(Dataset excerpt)
————

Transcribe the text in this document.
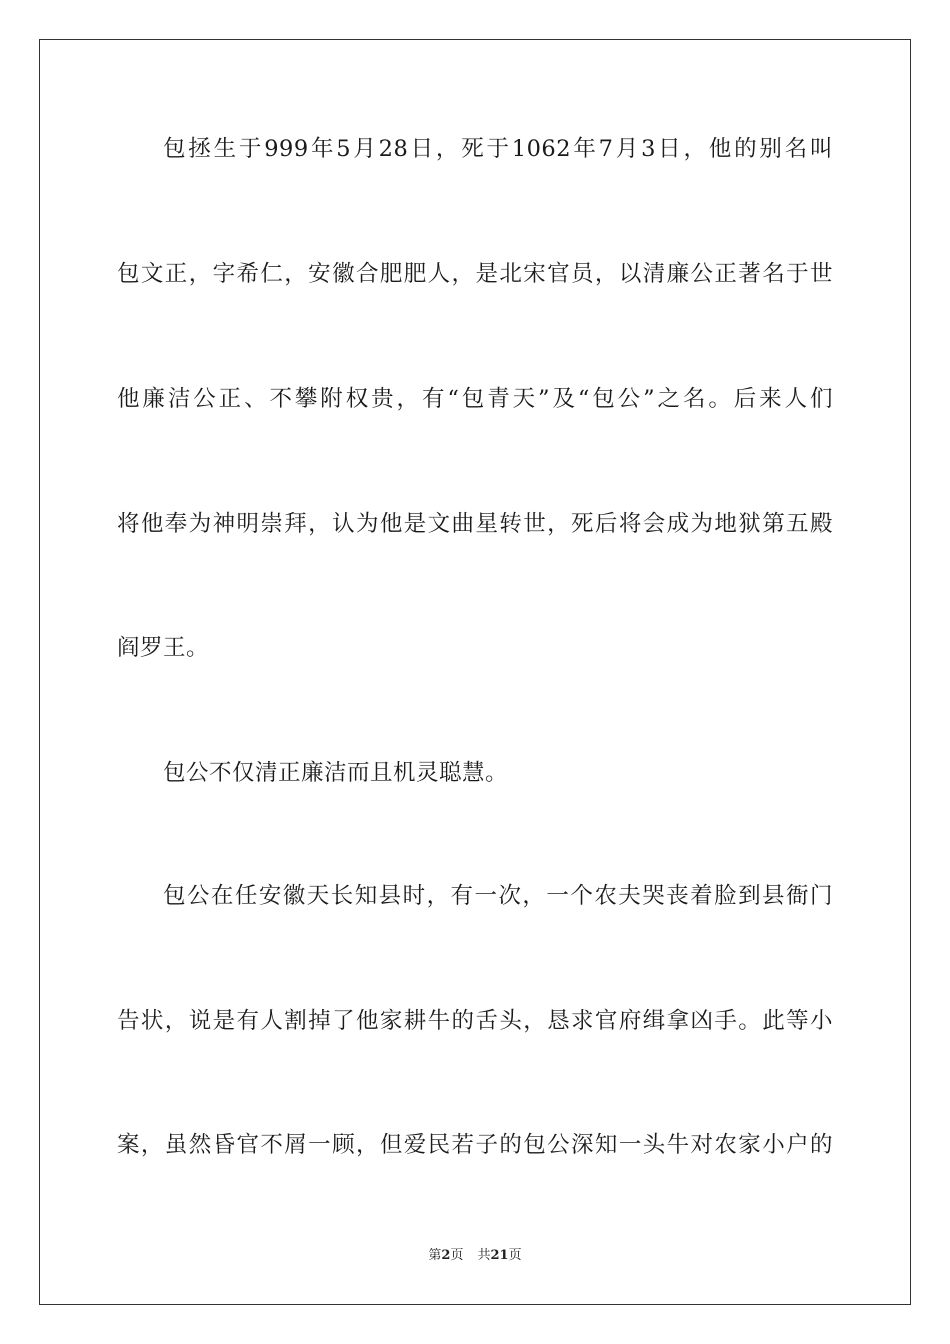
包拯生于999年5月28日，死于1062年7月3日，他的别名叫
包文正，字希仁，安徽合肥肥人，是北宋官员，以清廉公正著名于世
他廉洁公正、不攀附权贵，有“包青天”及“包公”之名。后来人们
将他奉为神明崇拜，认为他是文曲星转世，死后将会成为地狱第五殿
阎罗王。
包公不仅清正廉洁而且机灵聪慧。
包公在任安徽天长知县时，有一次，一个农夫哭丧着脸到县衙门
告状，说是有人割掉了他家耕牛的舌头，恳求官府缉拿凶手。此等小
案，虽然昏官不屑一顾，但爱民若子的包公深知一头牛对农家小户的
第2页 共21页
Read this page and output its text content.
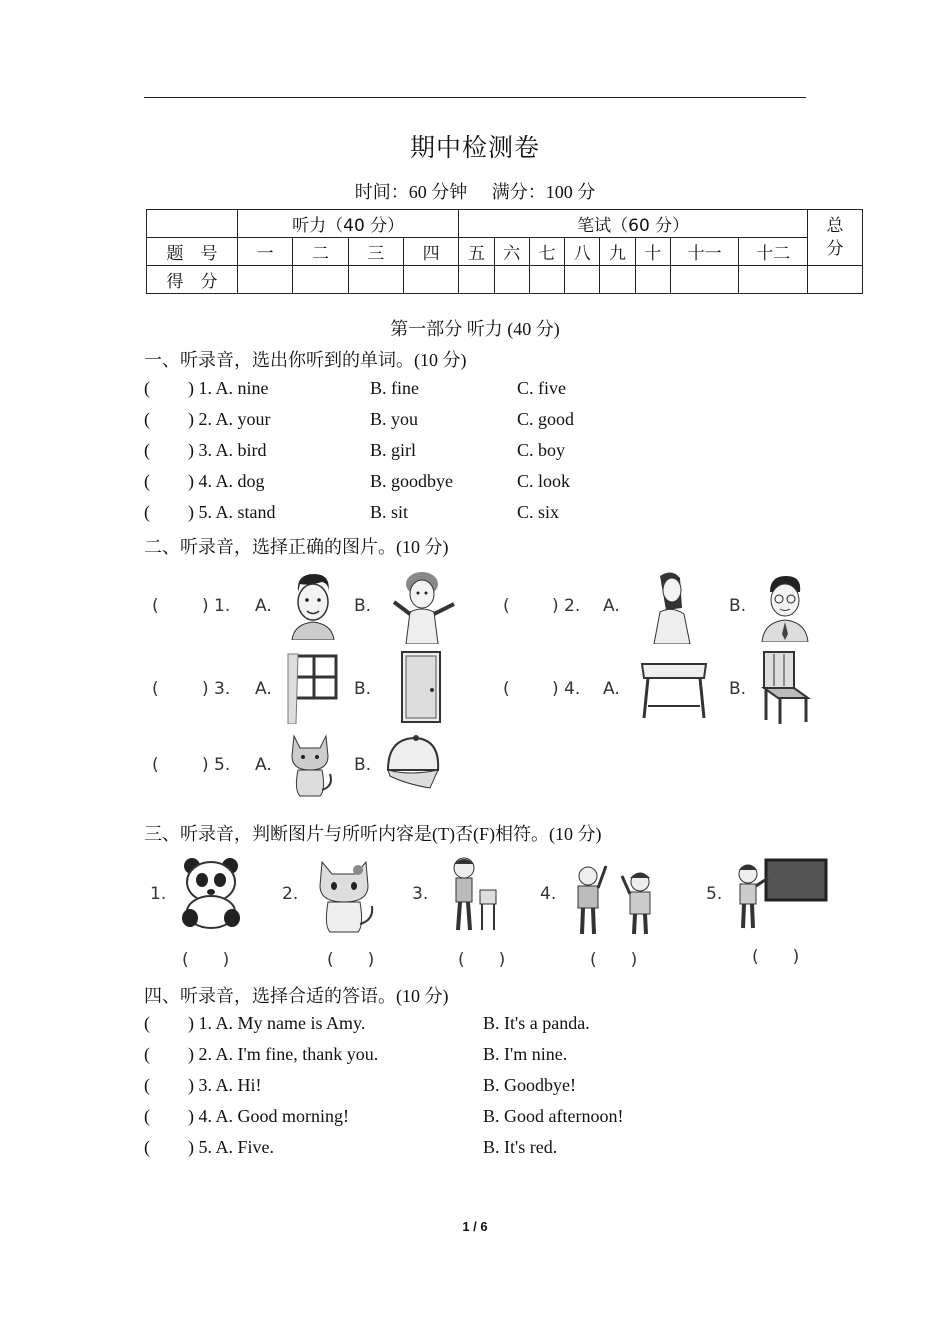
期中检测卷
时间：60 分钟 满分：100 分
	听力（40 分）				笔试（60 分）								总
分
题　号	一	二	三	四	五	六	七	八	九	十	十一	十二	
得　分													
第一部分 听力 (40 分)
一、听录音，选出你听到的单词。(10 分)
( ) 1. A. nine	B. fine	C. five
( ) 2. A. your	B. you	C. good
( ) 3. A. bird	B. girl	C. boy
( ) 4. A. dog	B. goodbye	C. look
( ) 5. A. stand	B. sit	C. six
二、听录音，选择正确的图片。(10 分)
(	) 1. A.	B.	( ) 2. A.	B.
(	) 3. A.	B.	( ) 4. A.	B.
(	) 5. A.	B.
三、听录音，判断图片与所听内容是(T)否(F)相符。(10 分)
1.
(　　)
2.
(　　)
3.
(　　)
4.
(　　)
5.
(　　)
四、听录音，选择合适的答语。(10 分)
( ) 1. A. My name is Amy.	B. It's a panda.
( ) 2. A. I'm fine, thank you.	B. I'm nine.
( ) 3. A. Hi!	B. Goodbye!
( ) 4. A. Good morning!	B. Good afternoon!
( ) 5. A. Five.	B. It's red.
1 / 6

————

**Exercise prompt**. Copy every line above that includes the string "text".

**Completed exercise**.
Transcribe the text in this document.
Read this page and output its text content.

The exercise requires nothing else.